• **What the task requires**
Return each line exactly, from the one that has "Give me a plain-text" through the end of the entries, both ends included. Pictures do not belong.

• **Records for the exercise**

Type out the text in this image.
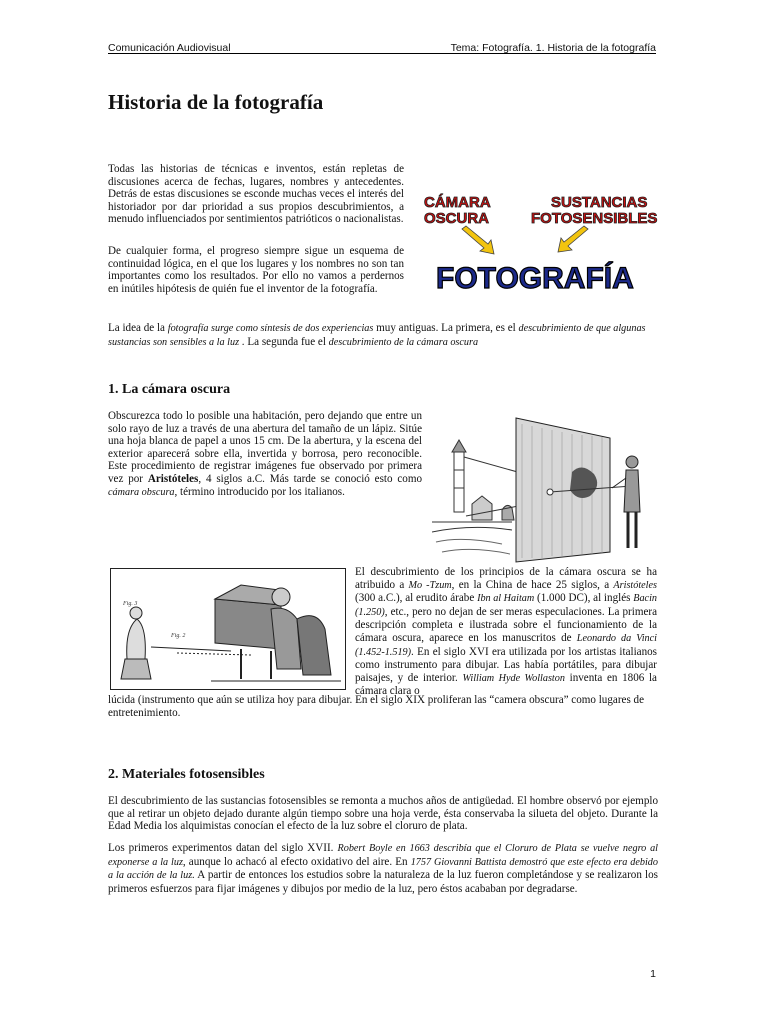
Comunicación Audiovisual	Tema: Fotografía. 1. Historia de la fotografía
Historia de la fotografía
Todas las historias de técnicas e inventos, están repletas de discusiones acerca de fechas, lugares, nombres y antecedentes. Detrás de estas discusiones se esconde muchas veces el interés del historiador por dar prioridad a sus propios descubrimientos, a menudo influenciados por sentimientos patrióticos o nacionalistas.
De cualquier forma, el progreso siempre sigue un esquema de continuidad lógica, en el que los lugares y los nombres no son tan importantes como los resultados. Por ello no vamos a perdernos en inútiles hipótesis de quién fue el inventor de la fotografía.
CÁMARA
OSCURA
SUSTANCIAS
FOTOSENSIBLES
FOTOGRAFÍA
La idea de la fotografía surge como síntesis de dos experiencias muy antiguas. La primera, es el descubrimiento de que algunas sustancias son sensibles a la luz . La segunda fue el descubrimiento de la cámara oscura
1. La cámara oscura
Obscurezca todo lo posible una habitación, pero dejando que entre un solo rayo de luz a través de una abertura del tamaño de un lápiz. Sitúe una hoja blanca de papel a unos 15 cm. De la abertura, y la escena del exterior aparecerá sobre ella, invertida y borrosa, pero reconocible. Este procedimiento de registrar imágenes fue observado por primera vez por Aristóteles, 4 siglos a.C. Más tarde se conoció esto como cámara obscura, término introducido por los italianos.
Fig. 2
Fig. 3
El descubrimiento de los principios de la cámara oscura se ha atribuido a Mo -Tzum, en la China de hace 25 siglos, a Aristóteles (300 a.C.), al erudito árabe Ibn al Haitam (1.000 DC), al inglés Bacin (1.250), etc., pero no dejan de ser meras especulaciones. La primera descripción completa e ilustrada sobre el funcionamiento de la cámara oscura, aparece en los manuscritos de Leonardo da Vinci (1.452-1.519). En el siglo XVI era utilizada por los artistas italianos como instrumento para dibujar. Las había portátiles, para dibujar paisajes, y de interior. William Hyde Wollaston inventa en 1806 la cámara clara o
lúcida (instrumento que aún se utiliza hoy para dibujar. En el siglo XIX proliferan las “camera obscura” como lugares de entretenimiento.
2. Materiales fotosensibles
El descubrimiento de las sustancias fotosensibles se remonta a muchos años de antigüedad. El hombre observó por ejemplo que al retirar un objeto dejado durante algún tiempo sobre una hoja verde, ésta conservaba la silueta del objeto. Durante la Edad Media los alquimistas conocían el efecto de la luz sobre el cloruro de plata.
Los primeros experimentos datan del siglo XVII. Robert Boyle en 1663 describía que el Cloruro de Plata se vuelve negro al exponerse a la luz, aunque lo achacó al efecto oxidativo del aire. En 1757 Giovanni Battista demostró que este efecto era debido a la acción de la luz. A partir de entonces los estudios sobre la naturaleza de la luz fueron completándose y se realizaron los primeros esfuerzos para fijar imágenes y dibujos por medio de la luz, pero éstos acababan por degradarse.
1
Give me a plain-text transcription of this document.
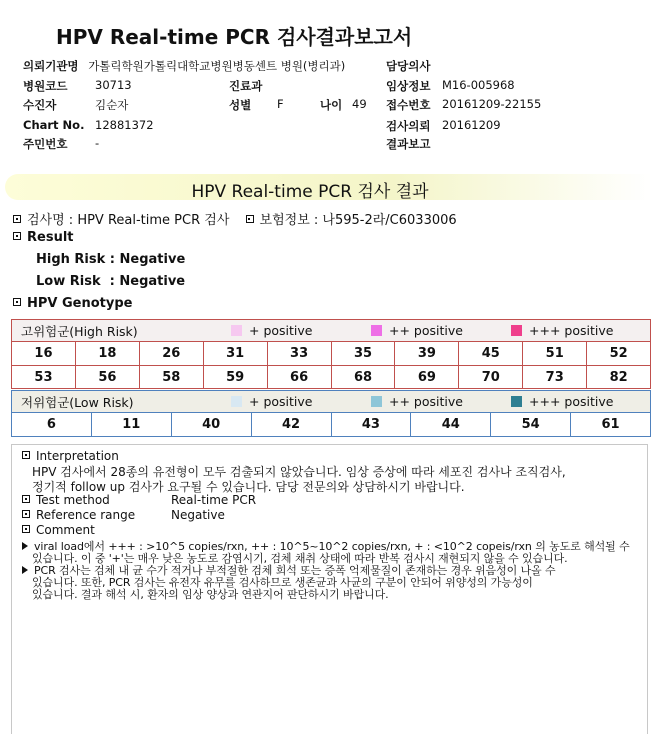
HPV Real-time PCR 검사결과보고서
의뢰기관명 가톨릭학원가톨릭대학교병원병동센트 병원(병리과)	담당의사
병원코드 30713	진료과	임상정보 M16-005968
수진자	김순자	성별 F	나이 49 접수번호 20161209-22155
Chart No. 12881372	검사의뢰 20161209
주민번호 -	결과보고
HPV Real-time PCR 검사 결과
검사명 : HPV Real-time PCR 검사 보험정보 : 나595-2라/C6033006
Result
High Risk : Negative
Low Risk  : Negative
HPV Genotype
고위험군(High Risk)	+ positive	++ positive	+++ positive
16	18	26	31	33	35	39	45	51	52
53	56	58	59	66	68	69	70	73	82
저위험군(Low Risk)	+ positive	++ positive	+++ positive
6	11	40	42	43	44	54	61
Interpretation
HPV 검사에서 28종의 유전형이 모두 검출되지 않았습니다. 임상 증상에 따라 세포진 검사나 조직검사,
정기적 follow up 검사가 요구될 수 있습니다. 담당 전문의와 상담하시기 바랍니다.
Test method	Real-time PCR
Reference range	Negative
Comment
viral load에서 +++ : >10^5 copies/rxn, ++ : 10^5~10^2 copies/rxn, + : <10^2 copeis/rxn 의 농도로 해석될 수
있습니다. 이 중 '+'는 매우 낮은 농도로 감염시기, 검체 채취 상태에 따라 반복 검사시 재현되지 않을 수 있습니다.
PCR 검사는 검체 내 균 수가 적거나 부적절한 검체 희석 또는 증폭 억제물질이 존재하는 경우 위음성이 나올 수
있습니다. 또한, PCR 검사는 유전자 유무를 검사하므로 생존균과 사균의 구분이 안되어 위양성의 가능성이
있습니다. 결과 해석 시, 환자의 임상 양상과 연관지어 판단하시기 바랍니다.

• **Result**
Give me a plain-text transcription of this document.
HPV Real-time PCR 검사결과보고서
의뢰기관명 가톨릭학원가톨릭대학교병원병동센트 병원(병리과)	담당의사
병원코드 30713	진료과	임상정보 M16-005968
수진자	김순자	성별 F	나이 49 접수번호 20161209-22155
Chart No. 12881372	검사의뢰 20161209
주민번호 -	결과보고
HPV Real-time PCR 검사 결과
검사명 : HPV Real-time PCR 검사 보험정보 : 나595-2라/C6033006
Result
High Risk : Negative
Low Risk  : Negative
HPV Genotype
고위험군(High Risk)	+ positive	++ positive	+++ positive
16	18	26	31	33	35	39	45	51	52
53	56	58	59	66	68	69	70	73	82
저위험군(Low Risk)	+ positive	++ positive	+++ positive
6	11	40	42	43	44	54	61
Interpretation
HPV 검사에서 28종의 유전형이 모두 검출되지 않았습니다. 임상 증상에 따라 세포진 검사나 조직검사,
정기적 follow up 검사가 요구될 수 있습니다. 담당 전문의와 상담하시기 바랍니다.
Test method	Real-time PCR
Reference range	Negative
Comment
viral load에서 +++ : >10^5 copies/rxn, ++ : 10^5~10^2 copies/rxn, + : <10^2 copeis/rxn 의 농도로 해석될 수
있습니다. 이 중 '+'는 매우 낮은 농도로 감염시기, 검체 채취 상태에 따라 반복 검사시 재현되지 않을 수 있습니다.
PCR 검사는 검체 내 균 수가 적거나 부적절한 검체 희석 또는 증폭 억제물질이 존재하는 경우 위음성이 나올 수
있습니다. 또한, PCR 검사는 유전자 유무를 검사하므로 생존균과 사균의 구분이 안되어 위양성의 가능성이
있습니다. 결과 해석 시, 환자의 임상 양상과 연관지어 판단하시기 바랍니다.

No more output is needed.